▶ Excerpt to read:
☆ ☆ ☆
Very rarely, a prospective tenant may be offered a full ‘Assured’ tenancy that gives very significant and potentially long-term security of tenure to a tenant and, for which a landlord can only get possession in very limited circumstances.
What About Rights Of Access To The Property, What Are The Rules?
A landlord, or his letting agent, or someone authorised to act on his behalf has a right to view the property to assess its condition and to carry out necessary repairs or maintenance at reasonable times of the day.
The law says that a landlord or letting agent must give a tenant at least 24 hours prior notice in writing (except in an emergency) of such a visit. Naturally, if the tenant agrees, on specific or odd occasions to allow access without the 24 hours prior written notice, that is acceptable.
[A clause in the tenancy agreement which tries to diminish or over-ride a tenant’s rights in this respect would be void and unenforceable.]
Are Tenants Entitled To Know The Name And Address Of Their Landlord?
Yes, there are two or three bits of law covering this and it is a criminal offence for a letting agent (or whoever is collecting the rent) to fail to provide, without reasonable excuse, this information within 21 days of formal written request by the tenants.
Joint And Several – What Does That Mean?
Mostly, where there is to be more than one (adult) person living in the property, the tenancy will say they are ‘jointly and severally’ responsible. This expression means that, jointly, the tenants are liable for the payment of all rents and all liabilities falling upon the tenants during the tenancy, as well as any breach of the Agreement.
Individually each tenant is responsible for payment of all rent and all liabilities falling upon the tenant, as well as any breach of the Agreement until all payments have been made in full.
What About The Tenancy Deposit?
It is quite common for a deposit of an amount equivalent to between four to six weeks rent to be required to be held during the tenancy against the satisfactory performance by the tenant of all the various obligations under the tenancy agreement – but mainly, those relating to the cleanliness and condition of the property.
The relevant clauses in the tenancy agreement should set out who is to hold the deposit (e.g. letting agent or landlord), whether interest is to be paid or not, what the deposit can be allocated for and the end of tenancy procedures and timescales for its refund.
☆ ☆ ☆
▶ Records to process:
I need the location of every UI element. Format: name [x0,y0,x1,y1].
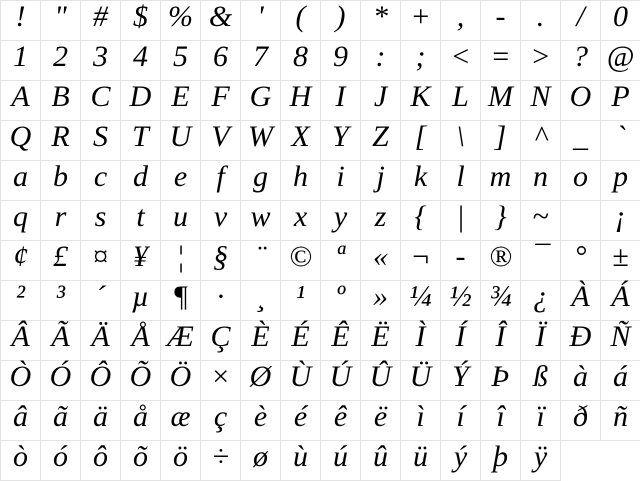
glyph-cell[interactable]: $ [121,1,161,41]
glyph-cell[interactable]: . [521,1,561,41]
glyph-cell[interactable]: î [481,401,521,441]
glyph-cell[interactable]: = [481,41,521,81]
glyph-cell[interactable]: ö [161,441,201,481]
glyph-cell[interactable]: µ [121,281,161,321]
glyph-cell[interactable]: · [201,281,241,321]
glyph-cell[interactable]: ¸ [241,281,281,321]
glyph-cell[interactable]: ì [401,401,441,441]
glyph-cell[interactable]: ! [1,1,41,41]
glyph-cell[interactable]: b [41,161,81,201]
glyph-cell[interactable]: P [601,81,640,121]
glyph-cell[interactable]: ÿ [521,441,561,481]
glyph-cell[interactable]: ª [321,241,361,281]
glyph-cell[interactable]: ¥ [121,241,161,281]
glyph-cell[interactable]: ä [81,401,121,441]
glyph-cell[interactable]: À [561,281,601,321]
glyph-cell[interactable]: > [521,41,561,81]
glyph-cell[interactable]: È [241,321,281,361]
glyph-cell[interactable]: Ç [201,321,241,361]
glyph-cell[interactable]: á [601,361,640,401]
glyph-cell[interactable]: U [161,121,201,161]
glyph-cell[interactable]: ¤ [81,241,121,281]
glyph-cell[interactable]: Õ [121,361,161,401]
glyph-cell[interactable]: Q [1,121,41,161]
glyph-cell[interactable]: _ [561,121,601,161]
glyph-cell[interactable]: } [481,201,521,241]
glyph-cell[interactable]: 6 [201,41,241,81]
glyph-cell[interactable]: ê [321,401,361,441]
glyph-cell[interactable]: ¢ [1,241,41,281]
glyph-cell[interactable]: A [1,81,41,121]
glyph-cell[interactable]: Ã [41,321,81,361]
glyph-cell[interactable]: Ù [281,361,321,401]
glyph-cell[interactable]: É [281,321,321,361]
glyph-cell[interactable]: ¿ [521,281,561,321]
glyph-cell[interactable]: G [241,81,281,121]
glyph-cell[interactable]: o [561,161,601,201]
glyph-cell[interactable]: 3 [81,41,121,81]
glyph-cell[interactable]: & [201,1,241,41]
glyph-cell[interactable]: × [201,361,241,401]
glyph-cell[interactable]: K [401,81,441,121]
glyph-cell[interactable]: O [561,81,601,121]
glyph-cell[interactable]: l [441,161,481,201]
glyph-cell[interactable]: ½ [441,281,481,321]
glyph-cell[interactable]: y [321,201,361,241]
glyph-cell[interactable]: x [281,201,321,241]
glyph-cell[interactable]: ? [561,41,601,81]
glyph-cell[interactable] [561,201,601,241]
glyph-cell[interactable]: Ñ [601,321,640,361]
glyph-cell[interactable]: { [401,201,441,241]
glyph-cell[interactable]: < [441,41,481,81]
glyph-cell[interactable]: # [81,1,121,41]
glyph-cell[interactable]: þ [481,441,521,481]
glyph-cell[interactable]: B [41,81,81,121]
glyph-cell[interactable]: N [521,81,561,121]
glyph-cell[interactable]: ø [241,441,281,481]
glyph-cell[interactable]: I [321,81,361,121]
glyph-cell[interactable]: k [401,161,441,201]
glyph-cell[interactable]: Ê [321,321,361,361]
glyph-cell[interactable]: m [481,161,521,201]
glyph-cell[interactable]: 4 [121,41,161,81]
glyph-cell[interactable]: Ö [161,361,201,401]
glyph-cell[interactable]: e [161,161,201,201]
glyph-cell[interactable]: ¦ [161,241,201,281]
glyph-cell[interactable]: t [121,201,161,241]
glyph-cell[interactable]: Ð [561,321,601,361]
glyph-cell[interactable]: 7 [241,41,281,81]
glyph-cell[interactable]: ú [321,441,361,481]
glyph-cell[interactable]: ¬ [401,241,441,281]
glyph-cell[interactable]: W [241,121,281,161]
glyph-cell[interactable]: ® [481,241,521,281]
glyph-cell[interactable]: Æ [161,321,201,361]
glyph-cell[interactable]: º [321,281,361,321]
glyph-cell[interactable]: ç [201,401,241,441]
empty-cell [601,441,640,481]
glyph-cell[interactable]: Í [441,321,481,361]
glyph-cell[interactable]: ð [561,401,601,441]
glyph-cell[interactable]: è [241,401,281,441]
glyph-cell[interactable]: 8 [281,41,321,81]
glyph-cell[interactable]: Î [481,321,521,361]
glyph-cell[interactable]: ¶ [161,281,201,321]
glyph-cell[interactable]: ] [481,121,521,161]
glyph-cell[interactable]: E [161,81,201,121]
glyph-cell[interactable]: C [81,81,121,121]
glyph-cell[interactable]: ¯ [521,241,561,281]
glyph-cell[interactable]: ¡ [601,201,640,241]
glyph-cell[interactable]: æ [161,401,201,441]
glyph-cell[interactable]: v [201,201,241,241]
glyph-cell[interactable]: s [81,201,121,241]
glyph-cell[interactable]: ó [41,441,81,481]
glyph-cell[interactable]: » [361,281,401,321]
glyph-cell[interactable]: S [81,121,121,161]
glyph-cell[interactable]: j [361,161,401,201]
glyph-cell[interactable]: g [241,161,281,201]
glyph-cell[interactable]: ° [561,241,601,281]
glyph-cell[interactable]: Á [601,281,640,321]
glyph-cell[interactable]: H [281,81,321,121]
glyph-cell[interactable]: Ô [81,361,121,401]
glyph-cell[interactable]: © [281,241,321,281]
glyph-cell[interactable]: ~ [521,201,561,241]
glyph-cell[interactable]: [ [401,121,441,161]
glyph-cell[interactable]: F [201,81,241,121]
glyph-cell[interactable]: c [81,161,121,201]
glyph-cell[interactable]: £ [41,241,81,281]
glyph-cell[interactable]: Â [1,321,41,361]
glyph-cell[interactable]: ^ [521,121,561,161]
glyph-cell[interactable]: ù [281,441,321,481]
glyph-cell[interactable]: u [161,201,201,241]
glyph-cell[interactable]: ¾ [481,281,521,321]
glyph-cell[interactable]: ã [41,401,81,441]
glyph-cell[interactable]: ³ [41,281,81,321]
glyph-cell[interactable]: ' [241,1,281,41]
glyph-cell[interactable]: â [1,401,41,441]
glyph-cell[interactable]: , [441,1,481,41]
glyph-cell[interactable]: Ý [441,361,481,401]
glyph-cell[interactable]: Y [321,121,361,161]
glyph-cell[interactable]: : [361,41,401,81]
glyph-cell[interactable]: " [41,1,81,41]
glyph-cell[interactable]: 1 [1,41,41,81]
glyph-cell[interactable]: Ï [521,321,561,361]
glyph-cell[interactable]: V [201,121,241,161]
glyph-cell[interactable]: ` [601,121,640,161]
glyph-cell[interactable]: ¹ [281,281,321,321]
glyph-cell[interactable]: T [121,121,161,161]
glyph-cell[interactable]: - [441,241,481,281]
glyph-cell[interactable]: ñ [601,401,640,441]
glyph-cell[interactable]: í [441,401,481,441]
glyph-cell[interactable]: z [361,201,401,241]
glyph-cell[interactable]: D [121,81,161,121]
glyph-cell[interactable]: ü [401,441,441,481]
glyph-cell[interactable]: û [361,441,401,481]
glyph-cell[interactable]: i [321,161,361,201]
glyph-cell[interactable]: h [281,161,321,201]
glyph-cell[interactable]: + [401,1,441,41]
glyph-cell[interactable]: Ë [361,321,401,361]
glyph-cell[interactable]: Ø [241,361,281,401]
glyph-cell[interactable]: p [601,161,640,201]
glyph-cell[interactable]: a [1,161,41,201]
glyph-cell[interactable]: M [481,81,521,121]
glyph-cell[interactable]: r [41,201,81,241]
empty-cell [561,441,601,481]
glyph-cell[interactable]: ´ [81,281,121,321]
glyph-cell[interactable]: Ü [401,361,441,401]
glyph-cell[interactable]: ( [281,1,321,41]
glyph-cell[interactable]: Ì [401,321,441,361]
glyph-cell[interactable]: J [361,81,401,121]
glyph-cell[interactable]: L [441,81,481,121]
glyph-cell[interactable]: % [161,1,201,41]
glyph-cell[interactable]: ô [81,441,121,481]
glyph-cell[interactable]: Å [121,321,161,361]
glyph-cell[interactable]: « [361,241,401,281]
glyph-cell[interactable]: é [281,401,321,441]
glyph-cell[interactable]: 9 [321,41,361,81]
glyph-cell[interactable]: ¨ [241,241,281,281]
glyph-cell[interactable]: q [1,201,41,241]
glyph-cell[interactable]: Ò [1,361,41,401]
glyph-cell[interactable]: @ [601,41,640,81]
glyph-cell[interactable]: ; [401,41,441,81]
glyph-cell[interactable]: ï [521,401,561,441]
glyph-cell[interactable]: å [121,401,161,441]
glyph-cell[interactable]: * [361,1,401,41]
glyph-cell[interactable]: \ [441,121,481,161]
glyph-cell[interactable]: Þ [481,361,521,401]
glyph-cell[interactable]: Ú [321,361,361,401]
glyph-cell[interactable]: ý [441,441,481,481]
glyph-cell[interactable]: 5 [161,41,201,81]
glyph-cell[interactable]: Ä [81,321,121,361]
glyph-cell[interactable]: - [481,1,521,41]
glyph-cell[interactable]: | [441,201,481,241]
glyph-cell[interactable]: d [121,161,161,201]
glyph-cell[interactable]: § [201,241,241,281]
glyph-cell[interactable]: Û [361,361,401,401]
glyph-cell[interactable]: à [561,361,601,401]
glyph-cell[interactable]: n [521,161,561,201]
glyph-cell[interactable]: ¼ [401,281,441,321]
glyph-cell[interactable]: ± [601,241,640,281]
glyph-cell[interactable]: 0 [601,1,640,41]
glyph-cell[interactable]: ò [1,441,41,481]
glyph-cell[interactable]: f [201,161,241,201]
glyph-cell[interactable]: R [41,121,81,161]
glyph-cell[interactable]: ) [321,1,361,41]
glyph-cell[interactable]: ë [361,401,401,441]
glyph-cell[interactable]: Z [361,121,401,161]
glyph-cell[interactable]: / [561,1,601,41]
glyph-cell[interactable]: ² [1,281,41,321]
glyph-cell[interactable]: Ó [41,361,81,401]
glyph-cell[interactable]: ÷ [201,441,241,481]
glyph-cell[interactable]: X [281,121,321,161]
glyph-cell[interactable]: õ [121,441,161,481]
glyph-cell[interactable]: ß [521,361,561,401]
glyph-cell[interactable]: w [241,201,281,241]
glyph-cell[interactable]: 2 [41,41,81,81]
☆ ☆ ☆
▶ Goals:
(a) In the rows, switch "interactable" to "clickable" from the line with "glyph-cell[interactable]: $ [121,1,161,41]" through the line with "glyph-cell[interactable]: > [521,41,561,81]", and give back only those lines with nothing else changed.
(b) Carry on the excerpt about tenants' rights, picking up right after its final sentence.

▶ Results of the tasks:
(a)
glyph-cell[clickable]: $ [121,1,161,41]
glyph-cell[clickable]: . [521,1,561,41]
glyph-cell[clickable]: î [481,401,521,441]
glyph-cell[clickable]: = [481,41,521,81]
glyph-cell[clickable]: ö [161,441,201,481]
glyph-cell[clickable]: µ [121,281,161,321]
glyph-cell[clickable]: · [201,281,241,321]
glyph-cell[clickable]: ¸ [241,281,281,321]
glyph-cell[clickable]: ì [401,401,441,441]
glyph-cell[clickable]: ! [1,1,41,41]
glyph-cell[clickable]: b [41,161,81,201]
glyph-cell[clickable]: P [601,81,640,121]
glyph-cell[clickable]: ÿ [521,441,561,481]
glyph-cell[clickable]: ª [321,241,361,281]
glyph-cell[clickable]: ¥ [121,241,161,281]
glyph-cell[clickable]: ä [81,401,121,441]
glyph-cell[clickable]: À [561,281,601,321]
glyph-cell[clickable]: > [521,41,561,81]

(b)
The best way for a tenancy deposit (bond) to be held during the tenancy is by the ARLA member agent as ‘stakeholder’ between the parties (landlord and tenant). This means that at the end of the tenancy the letting agent should get the agreement of both sides before making any deductions for damage, cleaning etc.
Ideally, the letting agent will be signed up to the Tenancy Deposit Scheme (TDS) or (DPS) which means that in the event of an unresolved dispute or stalemate over the allocation of the deposit, it can be referred to the scheme for a prompt, independent, third party adjudication – so providing a resolution which is fair to both landlord and tenant.
What About An Inventory/Schedule Of Condition?
This is an absolutely essential document that provides a written benchmark, which should be amended, updated and recreated before the beginning of each new tenancy. A properly constructed Inventory/Schedule of Condition details the fixtures and fittings and describes their condition and that of the property generally.
Landlord and tenant sometimes share the costs involved in preparing and checking the inventory; such costs should be seen as a necessary investment that helps protect the interests of both landlord and tenant. Your letting agent can advise on this.
What Happens If Either Party (Landlord Or Tenant) Unexpectedly Want To End An Existing Tenancy Early?
There are only limited ways in which this can happen; the landlord cannot make the tenants move out, nor can the tenants lawfully walk away from their obligations to fulfil the contract. Either party might request of the other that a formal ‘surrender’ of the tenancy be allowed. It would then be up to the parties to agree the terms and conditions of such a surrender. This might include some financial compensation for inconvenience or costs incurred.
How Often Can The Rent Be Put Up?
In general terms, rent of an existing tenancy can only be increased once every twelve months. Where an assured shorthold tenancy holds over as a statutory periodic tenancy, a specific prescribed form (a section 13 notice) must be used to notify tenants of a proposed increase in the rent.
It is usual, if creating a longer fixed term tenancy at the outset (or one with a binding option to renew), to include a clause that allows for an increase of the rent on an annual basis, typically linked to, or as a multiple of, something like the Retail Price Index (RPIX) or similar.
Repairs & Maintenance Issues
A landlord, in very general terms, has a legal responsibility to repair the structure and exterior of the property, including drains, gutters and external pipes; to keep in working order the installations for the supply of gas, electricity and water; and, for the installations for the provision of space and water heating. The landlord also has other legal responsibilities relating to the safety of such items as gas, electricity and furnishings as well as the general standard or fitness of the property for habitation.
A tenant has an implied covenant to act in a ‘tenant-like manner’. Broadly, this means to report disrepair promptly; to take reasonable steps to ensure that neither the tenant nor guests damage the property, its fixtures and fittings; to do the minor day to day things any home-occupier would normally do e.g. replace light bulbs, fit a new battery in a smoke or CO2 detector, tighten an odd screw which has come loose on a door handle etc.; to keep the property reasonably warm and aired to help prevent condensation or freezing of pipes; to leave the property secure when absent from it; to keep the garden and other areas reasonably tidy and free from rubbish.
What About Renewals And Extensions Of A Tenancy?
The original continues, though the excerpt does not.